**TASK INPUTS:**
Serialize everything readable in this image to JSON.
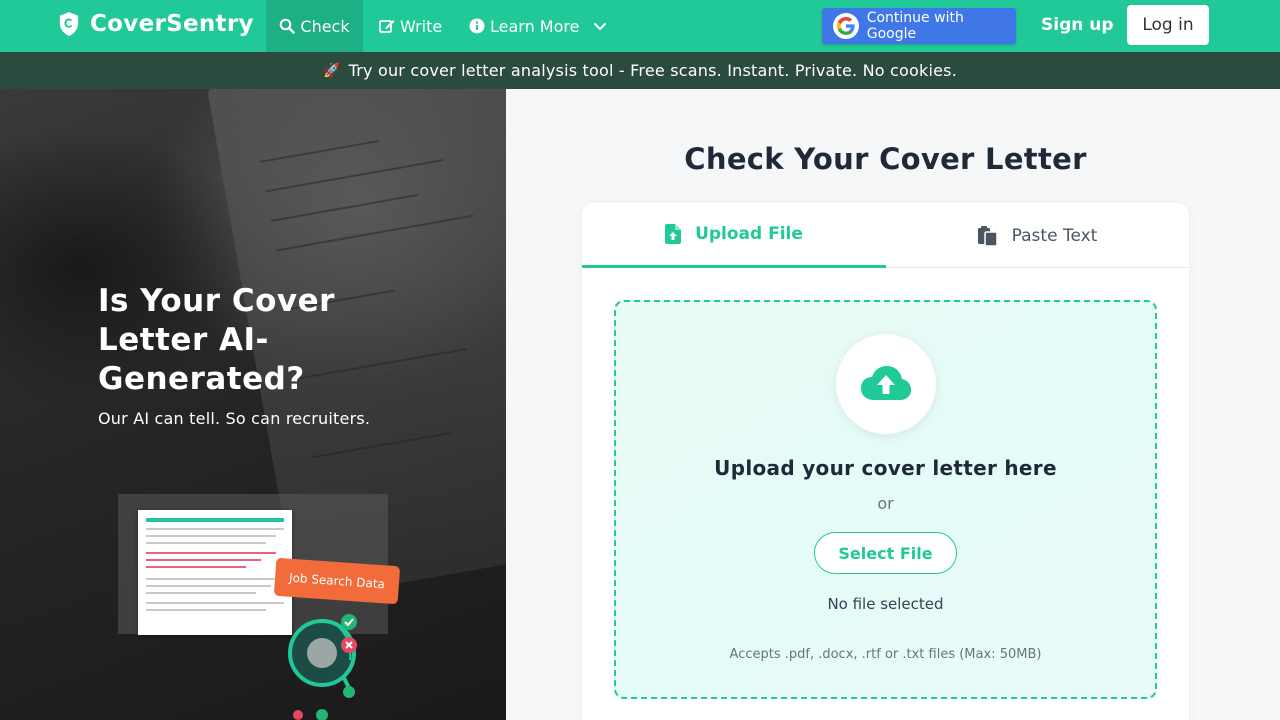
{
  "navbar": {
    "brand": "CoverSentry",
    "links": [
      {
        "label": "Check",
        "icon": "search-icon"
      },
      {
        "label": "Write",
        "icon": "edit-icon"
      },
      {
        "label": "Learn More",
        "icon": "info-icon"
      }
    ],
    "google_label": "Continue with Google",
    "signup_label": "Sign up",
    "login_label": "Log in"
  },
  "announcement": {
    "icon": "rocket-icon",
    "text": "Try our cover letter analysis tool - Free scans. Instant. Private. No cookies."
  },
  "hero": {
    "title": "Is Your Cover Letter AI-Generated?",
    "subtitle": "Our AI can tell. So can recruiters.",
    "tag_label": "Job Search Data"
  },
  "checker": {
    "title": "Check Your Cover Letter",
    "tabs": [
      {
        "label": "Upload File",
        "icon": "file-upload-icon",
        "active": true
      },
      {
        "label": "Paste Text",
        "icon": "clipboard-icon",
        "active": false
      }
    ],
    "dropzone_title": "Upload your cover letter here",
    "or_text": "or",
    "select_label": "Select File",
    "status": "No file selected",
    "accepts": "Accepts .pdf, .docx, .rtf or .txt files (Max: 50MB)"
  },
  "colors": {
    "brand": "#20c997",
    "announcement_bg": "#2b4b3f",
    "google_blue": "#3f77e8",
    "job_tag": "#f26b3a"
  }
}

* * *

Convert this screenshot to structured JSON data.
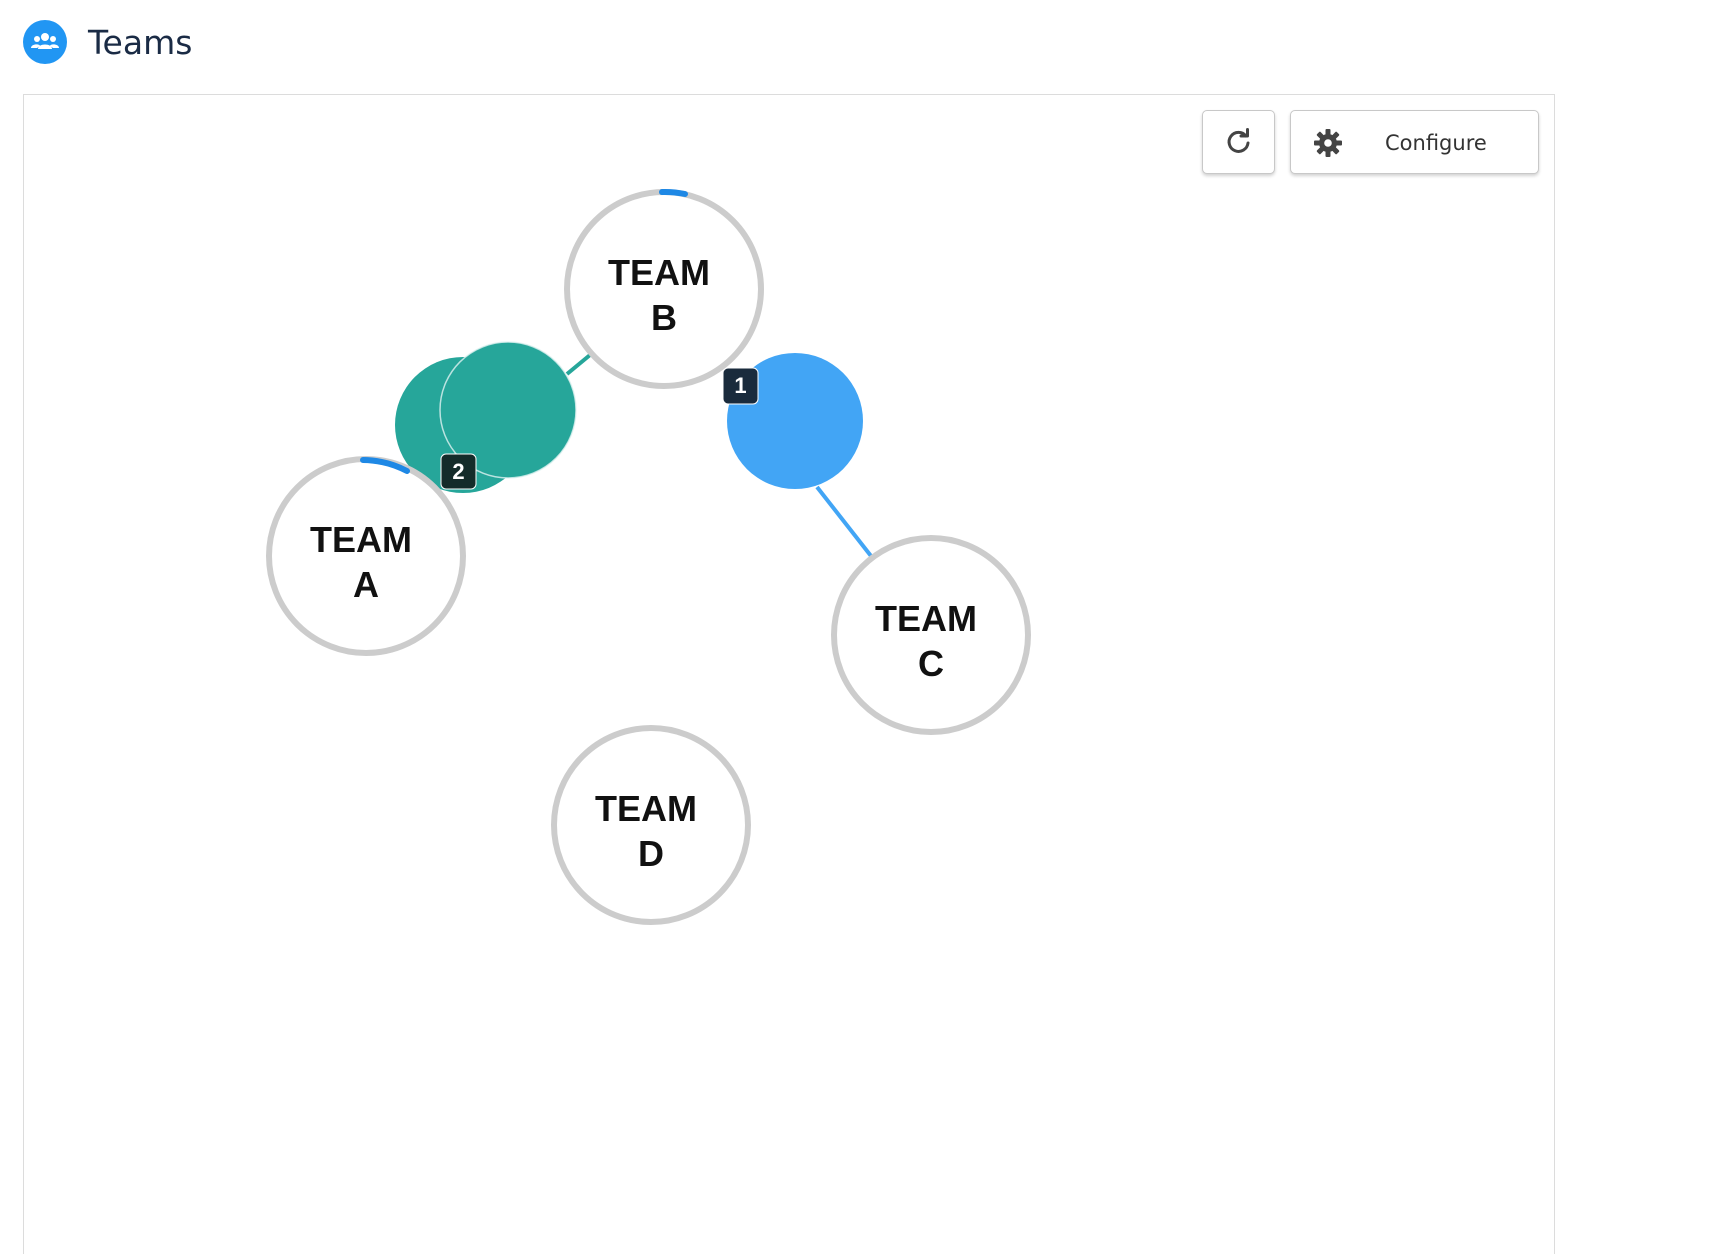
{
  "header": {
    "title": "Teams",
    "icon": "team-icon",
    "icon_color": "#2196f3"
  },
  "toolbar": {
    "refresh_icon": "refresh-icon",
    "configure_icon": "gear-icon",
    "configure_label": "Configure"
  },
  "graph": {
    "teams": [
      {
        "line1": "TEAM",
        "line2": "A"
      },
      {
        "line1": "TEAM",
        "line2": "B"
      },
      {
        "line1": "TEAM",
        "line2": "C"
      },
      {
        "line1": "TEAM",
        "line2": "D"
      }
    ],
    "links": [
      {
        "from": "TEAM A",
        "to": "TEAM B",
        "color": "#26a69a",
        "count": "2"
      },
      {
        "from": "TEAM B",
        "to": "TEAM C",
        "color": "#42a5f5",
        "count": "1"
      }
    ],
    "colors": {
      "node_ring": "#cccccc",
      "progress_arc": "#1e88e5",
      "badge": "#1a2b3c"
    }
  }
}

**AIM OF THE TASK:** Copy out the lines that hold "JSON".

**FULL RESPONSE:**
Serialize everything readable in this image to JSON.
Convert this screenshot to structured JSON data.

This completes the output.